For each line that holds "name", copy the line out.

[Dataset entries on figures]
##########

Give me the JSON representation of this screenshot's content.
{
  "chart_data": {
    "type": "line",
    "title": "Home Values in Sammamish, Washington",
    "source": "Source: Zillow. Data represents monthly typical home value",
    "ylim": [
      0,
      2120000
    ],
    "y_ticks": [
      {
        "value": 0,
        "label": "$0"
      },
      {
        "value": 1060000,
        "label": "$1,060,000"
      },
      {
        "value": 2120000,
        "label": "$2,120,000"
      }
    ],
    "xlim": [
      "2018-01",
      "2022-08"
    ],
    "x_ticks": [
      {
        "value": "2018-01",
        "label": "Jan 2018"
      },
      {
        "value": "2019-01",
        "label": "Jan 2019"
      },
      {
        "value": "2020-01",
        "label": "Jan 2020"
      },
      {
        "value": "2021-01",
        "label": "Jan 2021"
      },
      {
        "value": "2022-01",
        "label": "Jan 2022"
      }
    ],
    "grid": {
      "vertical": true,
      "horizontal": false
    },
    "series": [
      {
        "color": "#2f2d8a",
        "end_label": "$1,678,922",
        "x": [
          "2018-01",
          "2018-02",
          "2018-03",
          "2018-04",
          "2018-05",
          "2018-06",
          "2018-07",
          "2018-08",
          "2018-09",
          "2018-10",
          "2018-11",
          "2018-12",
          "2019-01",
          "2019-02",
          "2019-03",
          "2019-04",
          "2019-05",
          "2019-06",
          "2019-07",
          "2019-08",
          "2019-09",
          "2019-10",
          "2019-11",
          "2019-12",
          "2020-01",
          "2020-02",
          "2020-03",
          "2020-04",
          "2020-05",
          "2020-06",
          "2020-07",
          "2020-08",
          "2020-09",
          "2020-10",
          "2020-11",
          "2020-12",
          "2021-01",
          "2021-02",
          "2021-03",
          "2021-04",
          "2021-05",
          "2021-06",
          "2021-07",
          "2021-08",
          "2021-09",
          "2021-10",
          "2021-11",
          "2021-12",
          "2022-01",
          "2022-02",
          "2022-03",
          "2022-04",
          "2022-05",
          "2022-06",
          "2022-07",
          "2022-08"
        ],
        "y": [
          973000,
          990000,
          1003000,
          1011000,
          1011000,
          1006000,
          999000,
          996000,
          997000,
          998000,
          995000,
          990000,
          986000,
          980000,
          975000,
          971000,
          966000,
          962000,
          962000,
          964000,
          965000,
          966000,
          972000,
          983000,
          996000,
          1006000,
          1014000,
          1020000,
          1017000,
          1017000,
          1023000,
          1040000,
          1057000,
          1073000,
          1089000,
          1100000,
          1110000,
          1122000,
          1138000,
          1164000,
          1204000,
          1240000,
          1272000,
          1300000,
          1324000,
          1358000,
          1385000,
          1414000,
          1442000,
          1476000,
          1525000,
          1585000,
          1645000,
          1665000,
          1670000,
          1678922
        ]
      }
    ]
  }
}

##########

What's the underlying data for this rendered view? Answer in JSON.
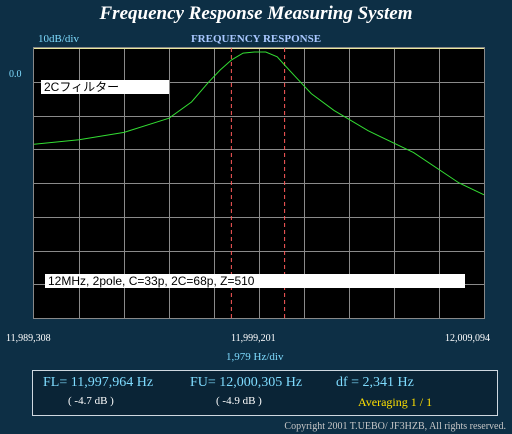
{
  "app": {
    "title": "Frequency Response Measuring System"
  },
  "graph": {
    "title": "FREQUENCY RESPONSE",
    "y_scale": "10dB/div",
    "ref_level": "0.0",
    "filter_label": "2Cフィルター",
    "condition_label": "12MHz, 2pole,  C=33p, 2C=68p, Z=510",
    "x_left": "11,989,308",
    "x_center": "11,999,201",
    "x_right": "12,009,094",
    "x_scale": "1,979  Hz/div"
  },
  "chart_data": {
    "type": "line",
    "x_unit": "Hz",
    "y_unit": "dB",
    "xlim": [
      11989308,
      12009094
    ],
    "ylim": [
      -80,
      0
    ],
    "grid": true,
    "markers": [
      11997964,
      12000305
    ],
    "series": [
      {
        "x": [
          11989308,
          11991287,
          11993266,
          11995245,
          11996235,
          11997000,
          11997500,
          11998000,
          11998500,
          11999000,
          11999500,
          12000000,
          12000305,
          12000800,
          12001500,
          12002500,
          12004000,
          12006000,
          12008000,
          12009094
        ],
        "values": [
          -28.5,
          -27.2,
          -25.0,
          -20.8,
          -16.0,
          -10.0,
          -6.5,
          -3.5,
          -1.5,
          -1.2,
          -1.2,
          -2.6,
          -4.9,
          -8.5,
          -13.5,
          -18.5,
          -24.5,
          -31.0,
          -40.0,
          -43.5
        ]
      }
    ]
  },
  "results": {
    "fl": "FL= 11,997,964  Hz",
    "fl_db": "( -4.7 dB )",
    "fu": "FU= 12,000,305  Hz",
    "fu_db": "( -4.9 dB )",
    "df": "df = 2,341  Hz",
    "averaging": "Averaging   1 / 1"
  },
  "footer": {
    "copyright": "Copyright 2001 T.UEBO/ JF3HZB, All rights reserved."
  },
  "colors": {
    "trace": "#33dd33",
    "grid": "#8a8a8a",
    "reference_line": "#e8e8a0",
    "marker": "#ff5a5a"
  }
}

##########

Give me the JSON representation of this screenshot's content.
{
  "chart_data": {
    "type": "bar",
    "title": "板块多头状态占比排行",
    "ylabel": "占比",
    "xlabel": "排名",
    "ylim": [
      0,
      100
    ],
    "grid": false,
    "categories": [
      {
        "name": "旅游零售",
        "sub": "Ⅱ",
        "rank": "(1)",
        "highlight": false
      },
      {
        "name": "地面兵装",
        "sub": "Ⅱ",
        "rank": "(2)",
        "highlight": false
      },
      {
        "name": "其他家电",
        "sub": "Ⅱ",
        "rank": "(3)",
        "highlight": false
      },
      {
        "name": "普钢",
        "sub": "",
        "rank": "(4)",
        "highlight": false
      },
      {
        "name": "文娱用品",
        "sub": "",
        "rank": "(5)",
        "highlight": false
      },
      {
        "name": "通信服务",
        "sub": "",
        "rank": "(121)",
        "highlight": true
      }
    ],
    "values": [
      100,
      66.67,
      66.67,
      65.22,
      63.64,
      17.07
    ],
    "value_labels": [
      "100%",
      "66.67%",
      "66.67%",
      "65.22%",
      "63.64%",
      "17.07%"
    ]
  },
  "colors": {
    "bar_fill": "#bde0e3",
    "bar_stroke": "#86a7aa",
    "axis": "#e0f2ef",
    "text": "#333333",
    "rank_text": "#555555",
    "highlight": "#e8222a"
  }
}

##########

● Correct answer:
        "name": "旅游零售",
        "name": "地面兵装",
        "name": "其他家电",
        "name": "普钢",
        "name": "文娱用品",
        "name": "通信服务",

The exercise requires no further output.